PROBLEM TO SOLVE
Identify the lines bearing the string "coworker" and gather them.
---- SOURCE RECORDS
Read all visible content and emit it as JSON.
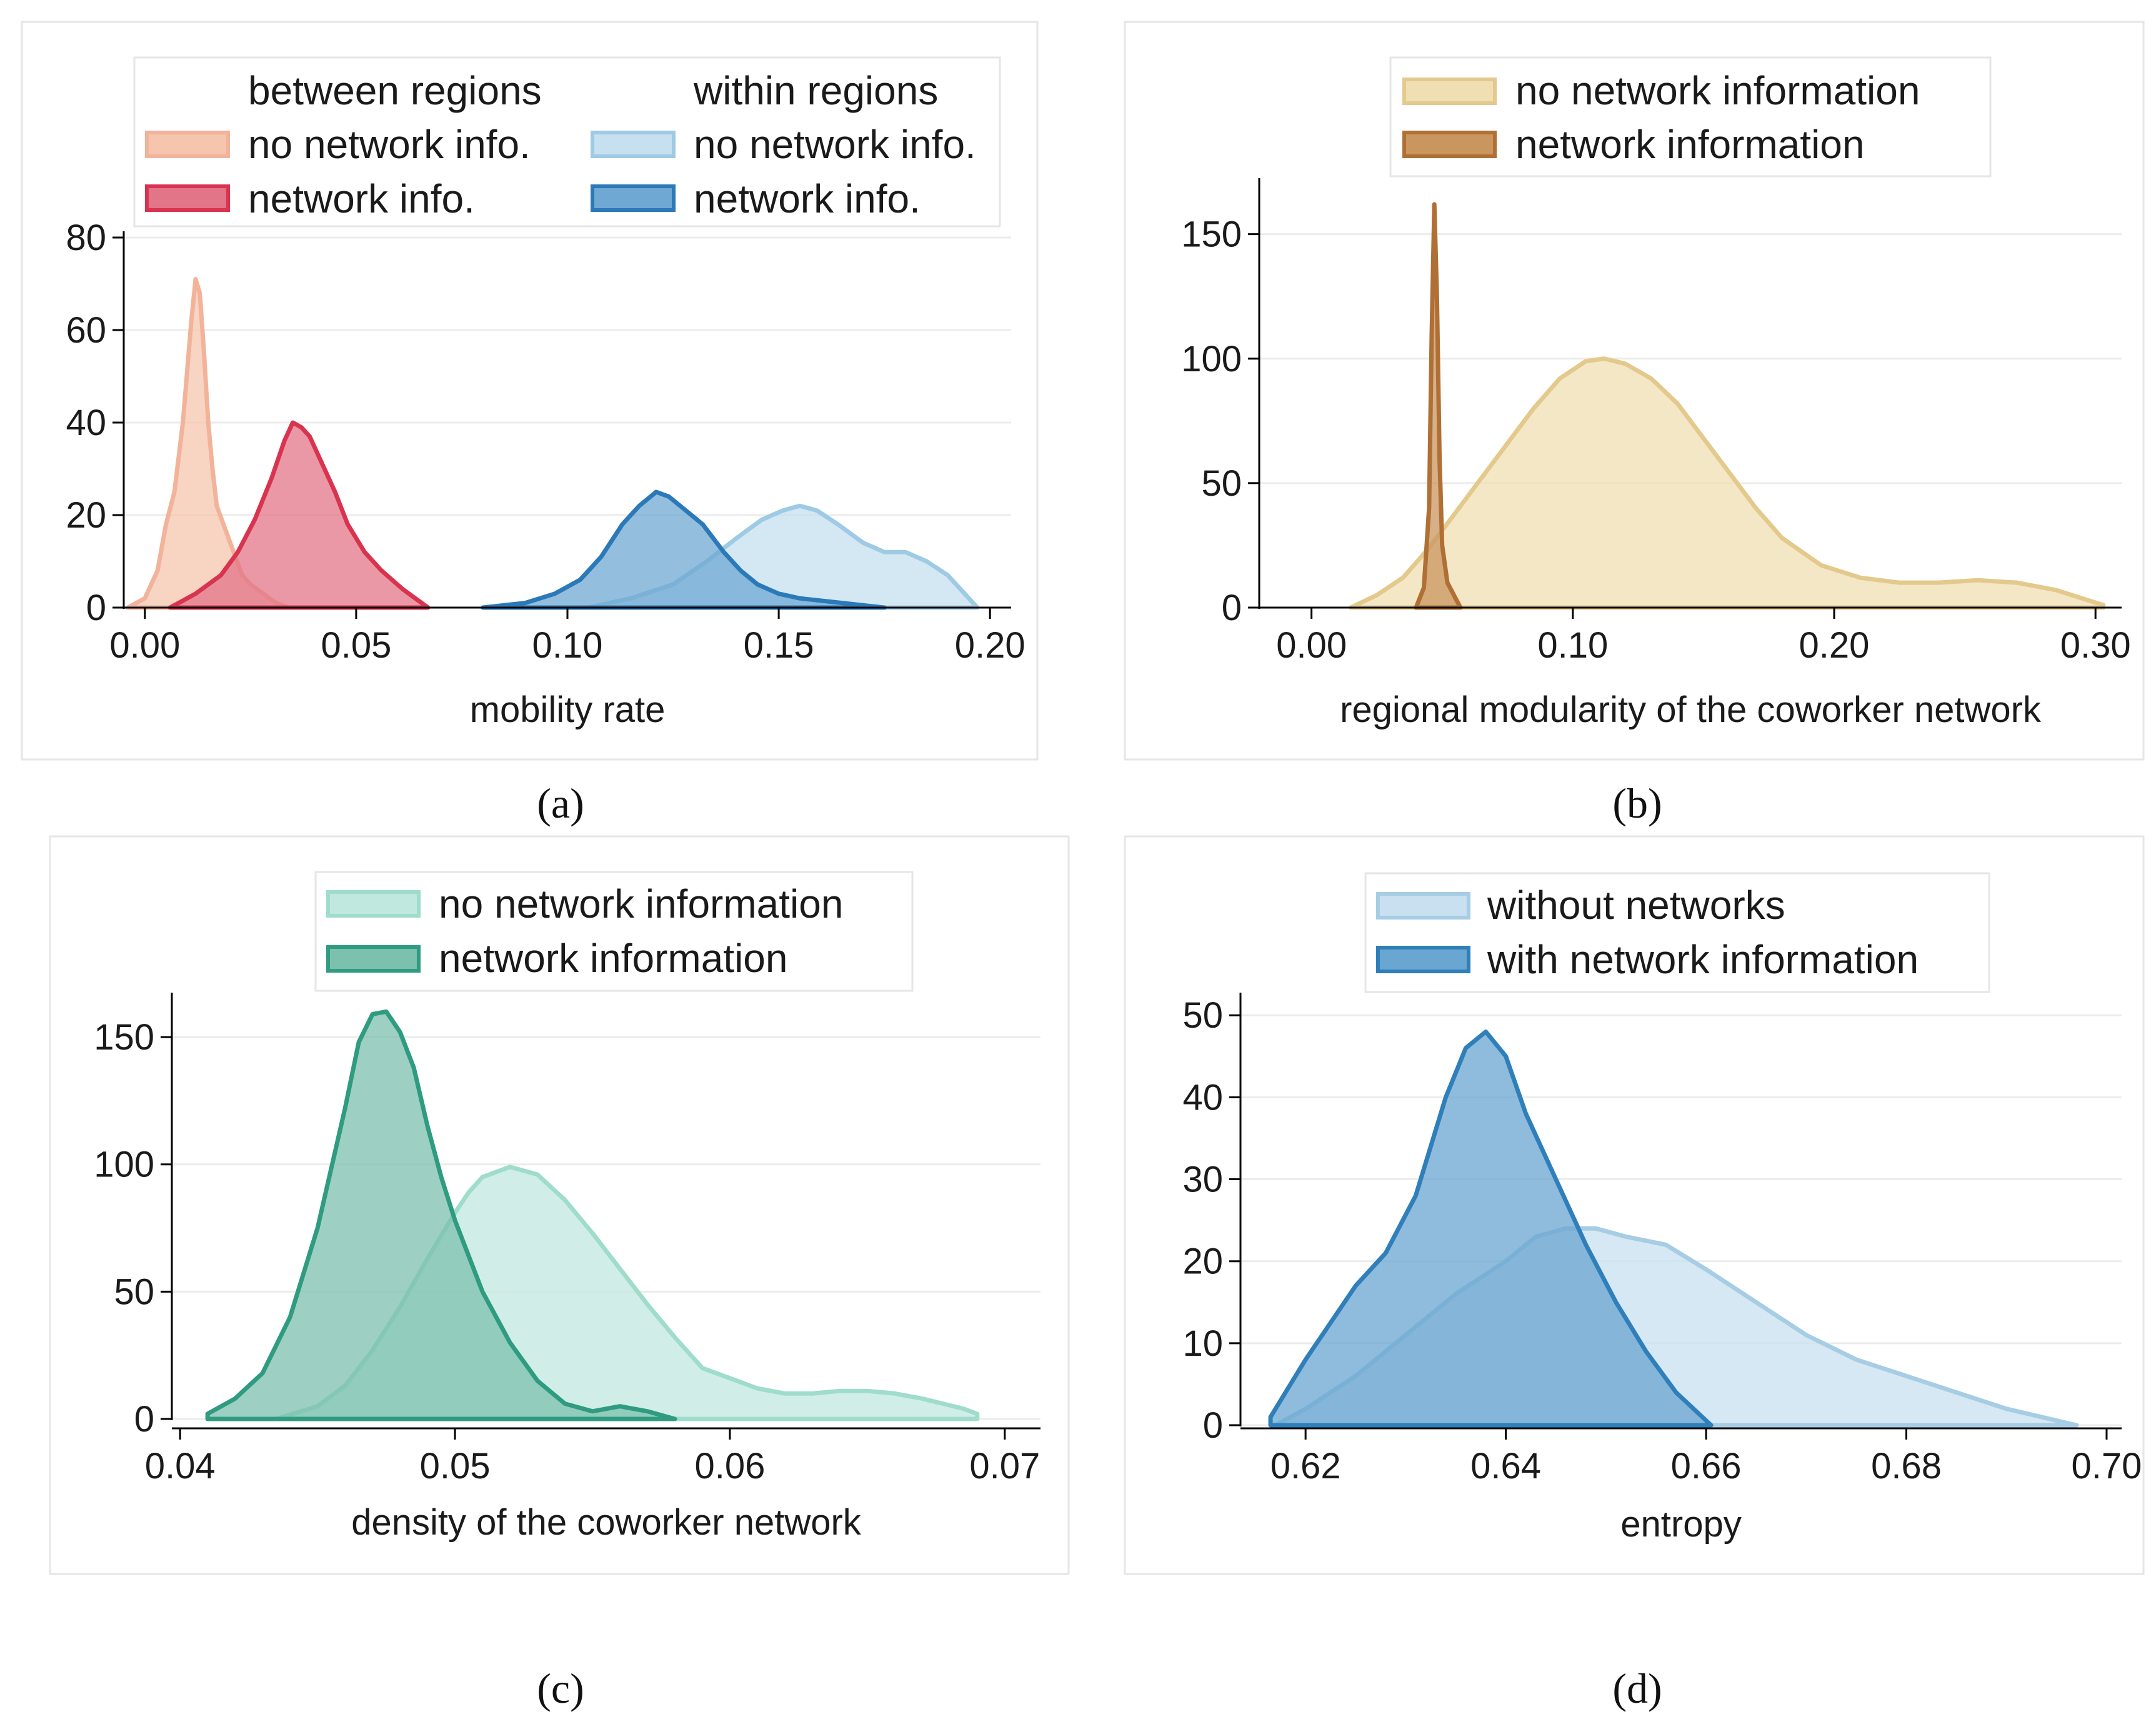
{
  "chart_data": [
    {
      "panel_label": "a",
      "type": "area",
      "xlabel": "mobility rate",
      "ylabel": "",
      "xlim": [
        -0.005,
        0.205
      ],
      "ylim": [
        0,
        80
      ],
      "xticks": [
        "0.00",
        "0.05",
        "0.10",
        "0.15",
        "0.20"
      ],
      "xtick_values": [
        0,
        0.05,
        0.1,
        0.15,
        0.2
      ],
      "yticks": [
        "0",
        "20",
        "40",
        "60",
        "80"
      ],
      "ytick_values": [
        0,
        20,
        40,
        60,
        80
      ],
      "grid": true,
      "legend": {
        "position": "top",
        "group_headers": [
          "between regions",
          "within regions"
        ]
      },
      "series": [
        {
          "name": "no network info.",
          "group": "between regions",
          "fill": "#f6c5ad",
          "stroke": "#f2b39a",
          "x": [
            -0.004,
            0.0,
            0.003,
            0.005,
            0.007,
            0.009,
            0.011,
            0.012,
            0.013,
            0.014,
            0.015,
            0.016,
            0.017,
            0.019,
            0.021,
            0.023,
            0.025,
            0.028,
            0.031,
            0.034
          ],
          "y": [
            0,
            2,
            8,
            18,
            25,
            40,
            62,
            71,
            68,
            55,
            40,
            30,
            22,
            17,
            12,
            7,
            5,
            3,
            1,
            0
          ]
        },
        {
          "name": "network info.",
          "group": "between regions",
          "fill": "#e37588",
          "stroke": "#d9344f",
          "x": [
            0.006,
            0.012,
            0.018,
            0.022,
            0.026,
            0.03,
            0.033,
            0.035,
            0.037,
            0.039,
            0.042,
            0.045,
            0.048,
            0.052,
            0.056,
            0.061,
            0.067
          ],
          "y": [
            0,
            3,
            7,
            12,
            19,
            28,
            36,
            40,
            39,
            37,
            31,
            25,
            18,
            12,
            8,
            4,
            0
          ]
        },
        {
          "name": "no network info.",
          "group": "within regions",
          "fill": "#c6e0ef",
          "stroke": "#9ecae3",
          "x": [
            0.105,
            0.115,
            0.125,
            0.133,
            0.14,
            0.146,
            0.151,
            0.155,
            0.159,
            0.164,
            0.17,
            0.175,
            0.18,
            0.185,
            0.19,
            0.197
          ],
          "y": [
            0,
            2,
            5,
            10,
            15,
            19,
            21,
            22,
            21,
            18,
            14,
            12,
            12,
            10,
            7,
            0
          ]
        },
        {
          "name": "network info.",
          "group": "within regions",
          "fill": "#6fa8d3",
          "stroke": "#2b79b8",
          "x": [
            0.08,
            0.09,
            0.097,
            0.103,
            0.108,
            0.113,
            0.117,
            0.121,
            0.124,
            0.128,
            0.132,
            0.137,
            0.141,
            0.145,
            0.15,
            0.155,
            0.165,
            0.175
          ],
          "y": [
            0,
            1,
            3,
            6,
            11,
            18,
            22,
            25,
            24,
            21,
            18,
            12,
            8,
            5,
            3,
            2,
            1,
            0
          ]
        }
      ]
    },
    {
      "panel_label": "b",
      "type": "area",
      "xlabel": "regional modularity of the coworker network",
      "ylabel": "",
      "xlim": [
        -0.02,
        0.31
      ],
      "ylim": [
        0,
        170
      ],
      "xticks": [
        "0.00",
        "0.10",
        "0.20",
        "0.30"
      ],
      "xtick_values": [
        0,
        0.1,
        0.2,
        0.3
      ],
      "yticks": [
        "0",
        "50",
        "100",
        "150"
      ],
      "ytick_values": [
        0,
        50,
        100,
        150
      ],
      "grid": true,
      "legend": {
        "position": "top"
      },
      "series": [
        {
          "name": "no network information",
          "fill": "#efdfb3",
          "stroke": "#e3c98b",
          "x": [
            0.015,
            0.025,
            0.035,
            0.045,
            0.055,
            0.065,
            0.075,
            0.085,
            0.095,
            0.105,
            0.112,
            0.12,
            0.13,
            0.14,
            0.15,
            0.16,
            0.17,
            0.18,
            0.195,
            0.21,
            0.225,
            0.24,
            0.255,
            0.27,
            0.285,
            0.303
          ],
          "y": [
            0,
            5,
            12,
            24,
            38,
            52,
            66,
            80,
            92,
            99,
            100,
            98,
            92,
            82,
            68,
            54,
            40,
            28,
            17,
            12,
            10,
            10,
            11,
            10,
            7,
            1
          ]
        },
        {
          "name": "network information",
          "fill": "#c9965f",
          "stroke": "#b06f34",
          "x": [
            0.04,
            0.043,
            0.045,
            0.046,
            0.047,
            0.048,
            0.049,
            0.05,
            0.052,
            0.055,
            0.057
          ],
          "y": [
            0,
            8,
            40,
            110,
            162,
            125,
            60,
            25,
            10,
            4,
            0
          ]
        }
      ]
    },
    {
      "panel_label": "c",
      "type": "area",
      "xlabel": "density of the coworker network",
      "ylabel": "",
      "xlim": [
        0.0397,
        0.0713
      ],
      "ylim": [
        0,
        165
      ],
      "xticks": [
        "0.04",
        "0.05",
        "0.06",
        "0.07"
      ],
      "xtick_values": [
        0.04,
        0.05,
        0.06,
        0.07
      ],
      "yticks": [
        "0",
        "50",
        "100",
        "150"
      ],
      "ytick_values": [
        0,
        50,
        100,
        150
      ],
      "grid": true,
      "legend": {
        "position": "top"
      },
      "series": [
        {
          "name": "no network information",
          "fill": "#c0e8df",
          "stroke": "#9fdccc",
          "x": [
            0.0435,
            0.045,
            0.046,
            0.047,
            0.048,
            0.049,
            0.05,
            0.0505,
            0.051,
            0.052,
            0.053,
            0.054,
            0.055,
            0.056,
            0.057,
            0.058,
            0.059,
            0.06,
            0.061,
            0.062,
            0.063,
            0.064,
            0.065,
            0.066,
            0.067,
            0.0685,
            0.069
          ],
          "y": [
            0,
            5,
            13,
            27,
            44,
            63,
            81,
            89,
            95,
            99,
            96,
            86,
            73,
            59,
            45,
            32,
            20,
            16,
            12,
            10,
            10,
            11,
            11,
            10,
            8,
            4,
            2
          ]
        },
        {
          "name": "network information",
          "fill": "#7cc0ae",
          "stroke": "#2f9b80",
          "x": [
            0.041,
            0.042,
            0.043,
            0.044,
            0.045,
            0.046,
            0.0465,
            0.047,
            0.0475,
            0.048,
            0.0485,
            0.049,
            0.0495,
            0.05,
            0.051,
            0.052,
            0.053,
            0.054,
            0.055,
            0.056,
            0.057,
            0.058
          ],
          "y": [
            2,
            8,
            18,
            40,
            75,
            122,
            148,
            159,
            160,
            152,
            138,
            115,
            95,
            78,
            50,
            30,
            15,
            6,
            3,
            5,
            3,
            0
          ]
        }
      ]
    },
    {
      "panel_label": "d",
      "type": "area",
      "xlabel": "entropy",
      "ylabel": "",
      "xlim": [
        0.6135,
        0.7015
      ],
      "ylim": [
        0,
        52
      ],
      "xticks": [
        "0.62",
        "0.64",
        "0.66",
        "0.68",
        "0.70"
      ],
      "xtick_values": [
        0.62,
        0.64,
        0.66,
        0.68,
        0.7
      ],
      "yticks": [
        "0",
        "10",
        "20",
        "30",
        "40",
        "50"
      ],
      "ytick_values": [
        0,
        10,
        20,
        30,
        40,
        50
      ],
      "grid": true,
      "legend": {
        "position": "top"
      },
      "series": [
        {
          "name": "without networks",
          "fill": "#c8e0ef",
          "stroke": "#a6cde4",
          "x": [
            0.617,
            0.62,
            0.625,
            0.63,
            0.635,
            0.64,
            0.643,
            0.646,
            0.649,
            0.652,
            0.656,
            0.66,
            0.665,
            0.67,
            0.675,
            0.68,
            0.685,
            0.69,
            0.697
          ],
          "y": [
            0,
            2,
            6,
            11,
            16,
            20,
            23,
            24,
            24,
            23,
            22,
            19,
            15,
            11,
            8,
            6,
            4,
            2,
            0
          ]
        },
        {
          "name": "with network information",
          "fill": "#6aa6d2",
          "stroke": "#2f7fba",
          "x": [
            0.6165,
            0.62,
            0.625,
            0.628,
            0.631,
            0.634,
            0.636,
            0.638,
            0.64,
            0.642,
            0.645,
            0.648,
            0.651,
            0.654,
            0.657,
            0.6605
          ],
          "y": [
            1,
            8,
            17,
            21,
            28,
            40,
            46,
            48,
            45,
            38,
            30,
            22,
            15,
            9,
            4,
            0
          ]
        }
      ]
    }
  ],
  "captions": [
    "(a)",
    "(b)",
    "(c)",
    "(d)"
  ]
}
--------
SOLUTION TO THIS TASK
      "xlabel": "regional modularity of the coworker network",
      "xlabel": "density of the coworker network",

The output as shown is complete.